Data excerpts:
☆ ☆ ☆

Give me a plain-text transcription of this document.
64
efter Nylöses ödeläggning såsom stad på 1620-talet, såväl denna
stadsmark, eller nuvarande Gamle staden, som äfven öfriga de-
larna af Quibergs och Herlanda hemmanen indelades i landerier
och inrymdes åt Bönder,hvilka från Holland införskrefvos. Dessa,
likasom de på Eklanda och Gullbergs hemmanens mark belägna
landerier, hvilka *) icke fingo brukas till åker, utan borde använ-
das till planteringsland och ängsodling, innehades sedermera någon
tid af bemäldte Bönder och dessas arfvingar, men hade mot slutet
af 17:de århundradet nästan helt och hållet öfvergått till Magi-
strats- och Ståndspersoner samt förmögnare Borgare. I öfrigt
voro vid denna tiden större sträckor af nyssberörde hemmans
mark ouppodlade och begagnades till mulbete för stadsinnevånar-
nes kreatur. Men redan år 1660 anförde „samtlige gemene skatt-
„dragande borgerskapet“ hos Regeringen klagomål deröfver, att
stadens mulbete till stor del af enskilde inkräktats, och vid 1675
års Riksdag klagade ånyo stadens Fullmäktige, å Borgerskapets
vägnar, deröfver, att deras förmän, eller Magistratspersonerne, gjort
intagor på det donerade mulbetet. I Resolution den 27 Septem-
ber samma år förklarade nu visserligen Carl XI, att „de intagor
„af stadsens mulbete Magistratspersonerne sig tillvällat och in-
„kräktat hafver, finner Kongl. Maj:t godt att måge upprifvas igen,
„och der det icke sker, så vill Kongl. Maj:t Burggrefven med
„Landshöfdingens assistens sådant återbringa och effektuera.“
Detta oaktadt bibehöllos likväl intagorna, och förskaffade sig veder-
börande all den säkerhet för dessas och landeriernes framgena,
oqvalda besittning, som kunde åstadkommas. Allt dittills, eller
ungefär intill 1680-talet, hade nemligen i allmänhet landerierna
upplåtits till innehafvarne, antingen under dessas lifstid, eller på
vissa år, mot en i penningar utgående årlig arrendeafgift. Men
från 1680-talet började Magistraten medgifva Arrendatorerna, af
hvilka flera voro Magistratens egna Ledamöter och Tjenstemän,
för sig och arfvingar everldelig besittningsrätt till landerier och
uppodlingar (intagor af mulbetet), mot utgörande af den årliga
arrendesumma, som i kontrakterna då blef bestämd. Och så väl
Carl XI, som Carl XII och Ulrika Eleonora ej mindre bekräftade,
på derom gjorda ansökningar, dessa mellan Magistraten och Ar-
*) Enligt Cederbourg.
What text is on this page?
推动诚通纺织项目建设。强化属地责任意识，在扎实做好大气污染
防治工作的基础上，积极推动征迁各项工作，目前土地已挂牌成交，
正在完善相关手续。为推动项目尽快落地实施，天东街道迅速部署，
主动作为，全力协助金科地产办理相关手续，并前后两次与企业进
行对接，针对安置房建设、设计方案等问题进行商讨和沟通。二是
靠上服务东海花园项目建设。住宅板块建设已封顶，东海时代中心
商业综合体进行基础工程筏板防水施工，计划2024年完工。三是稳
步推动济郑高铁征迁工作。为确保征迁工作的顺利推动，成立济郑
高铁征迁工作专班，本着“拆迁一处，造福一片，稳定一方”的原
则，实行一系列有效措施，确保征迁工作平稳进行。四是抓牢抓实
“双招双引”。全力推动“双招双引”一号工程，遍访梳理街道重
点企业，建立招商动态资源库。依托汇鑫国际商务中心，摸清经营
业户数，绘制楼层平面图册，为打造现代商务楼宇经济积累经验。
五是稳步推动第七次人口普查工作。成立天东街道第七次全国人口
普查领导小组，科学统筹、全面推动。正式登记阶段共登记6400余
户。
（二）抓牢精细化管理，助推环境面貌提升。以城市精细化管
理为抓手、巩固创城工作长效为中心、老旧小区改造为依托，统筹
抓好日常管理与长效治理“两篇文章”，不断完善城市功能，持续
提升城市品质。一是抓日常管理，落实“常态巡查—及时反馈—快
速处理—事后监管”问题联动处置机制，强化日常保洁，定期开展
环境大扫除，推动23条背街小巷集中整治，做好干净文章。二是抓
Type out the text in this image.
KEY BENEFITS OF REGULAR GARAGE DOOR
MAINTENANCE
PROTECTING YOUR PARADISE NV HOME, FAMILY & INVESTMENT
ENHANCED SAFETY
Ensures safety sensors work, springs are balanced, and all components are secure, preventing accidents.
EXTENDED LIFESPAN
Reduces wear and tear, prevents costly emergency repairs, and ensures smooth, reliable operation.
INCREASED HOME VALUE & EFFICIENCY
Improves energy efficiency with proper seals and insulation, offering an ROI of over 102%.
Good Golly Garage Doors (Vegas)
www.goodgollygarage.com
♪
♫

☆ ☆ ☆

Written problem -> Can you restate every record above word for word?

Answer to the problem ->
Give me a plain-text transcription of this document.
64
efter Nylöses ödeläggning såsom stad på 1620-talet, såväl denna
stadsmark, eller nuvarande Gamle staden, som äfven öfriga de-
larna af Quibergs och Herlanda hemmanen indelades i landerier
och inrymdes åt Bönder,hvilka från Holland införskrefvos. Dessa,
likasom de på Eklanda och Gullbergs hemmanens mark belägna
landerier, hvilka *) icke fingo brukas till åker, utan borde använ-
das till planteringsland och ängsodling, innehades sedermera någon
tid af bemäldte Bönder och dessas arfvingar, men hade mot slutet
af 17:de århundradet nästan helt och hållet öfvergått till Magi-
strats- och Ståndspersoner samt förmögnare Borgare. I öfrigt
voro vid denna tiden större sträckor af nyssberörde hemmans
mark ouppodlade och begagnades till mulbete för stadsinnevånar-
nes kreatur. Men redan år 1660 anförde „samtlige gemene skatt-
„dragande borgerskapet“ hos Regeringen klagomål deröfver, att
stadens mulbete till stor del af enskilde inkräktats, och vid 1675
års Riksdag klagade ånyo stadens Fullmäktige, å Borgerskapets
vägnar, deröfver, att deras förmän, eller Magistratspersonerne, gjort
intagor på det donerade mulbetet. I Resolution den 27 Septem-
ber samma år förklarade nu visserligen Carl XI, att „de intagor
„af stadsens mulbete Magistratspersonerne sig tillvällat och in-
„kräktat hafver, finner Kongl. Maj:t godt att måge upprifvas igen,
„och der det icke sker, så vill Kongl. Maj:t Burggrefven med
„Landshöfdingens assistens sådant återbringa och effektuera.“
Detta oaktadt bibehöllos likväl intagorna, och förskaffade sig veder-
börande all den säkerhet för dessas och landeriernes framgena,
oqvalda besittning, som kunde åstadkommas. Allt dittills, eller
ungefär intill 1680-talet, hade nemligen i allmänhet landerierna
upplåtits till innehafvarne, antingen under dessas lifstid, eller på
vissa år, mot en i penningar utgående årlig arrendeafgift. Men
från 1680-talet började Magistraten medgifva Arrendatorerna, af
hvilka flera voro Magistratens egna Ledamöter och Tjenstemän,
för sig och arfvingar everldelig besittningsrätt till landerier och
uppodlingar (intagor af mulbetet), mot utgörande af den årliga
arrendesumma, som i kontrakterna då blef bestämd. Och så väl
Carl XI, som Carl XII och Ulrika Eleonora ej mindre bekräftade,
på derom gjorda ansökningar, dessa mellan Magistraten och Ar-
*) Enligt Cederbourg.
What text is on this page?
推动诚通纺织项目建设。强化属地责任意识，在扎实做好大气污染
防治工作的基础上，积极推动征迁各项工作，目前土地已挂牌成交，
正在完善相关手续。为推动项目尽快落地实施，天东街道迅速部署，
主动作为，全力协助金科地产办理相关手续，并前后两次与企业进
行对接，针对安置房建设、设计方案等问题进行商讨和沟通。二是
靠上服务东海花园项目建设。住宅板块建设已封顶，东海时代中心
商业综合体进行基础工程筏板防水施工，计划2024年完工。三是稳
步推动济郑高铁征迁工作。为确保征迁工作的顺利推动，成立济郑
高铁征迁工作专班，本着“拆迁一处，造福一片，稳定一方”的原
则，实行一系列有效措施，确保征迁工作平稳进行。四是抓牢抓实
“双招双引”。全力推动“双招双引”一号工程，遍访梳理街道重
点企业，建立招商动态资源库。依托汇鑫国际商务中心，摸清经营
业户数，绘制楼层平面图册，为打造现代商务楼宇经济积累经验。
五是稳步推动第七次人口普查工作。成立天东街道第七次全国人口
普查领导小组，科学统筹、全面推动。正式登记阶段共登记6400余
户。
（二）抓牢精细化管理，助推环境面貌提升。以城市精细化管
理为抓手、巩固创城工作长效为中心、老旧小区改造为依托，统筹
抓好日常管理与长效治理“两篇文章”，不断完善城市功能，持续
提升城市品质。一是抓日常管理，落实“常态巡查—及时反馈—快
速处理—事后监管”问题联动处置机制，强化日常保洁，定期开展
环境大扫除，推动23条背街小巷集中整治，做好干净文章。二是抓
Type out the text in this image.
KEY BENEFITS OF REGULAR GARAGE DOOR
MAINTENANCE
PROTECTING YOUR PARADISE NV HOME, FAMILY & INVESTMENT
ENHANCED SAFETY
Ensures safety sensors work, springs are balanced, and all components are secure, preventing accidents.
EXTENDED LIFESPAN
Reduces wear and tear, prevents costly emergency repairs, and ensures smooth, reliable operation.
INCREASED HOME VALUE & EFFICIENCY
Improves energy efficiency with proper seals and insulation, offering an ROI of over 102%.
Good Golly Garage Doors (Vegas)
www.goodgollygarage.com
♪
♫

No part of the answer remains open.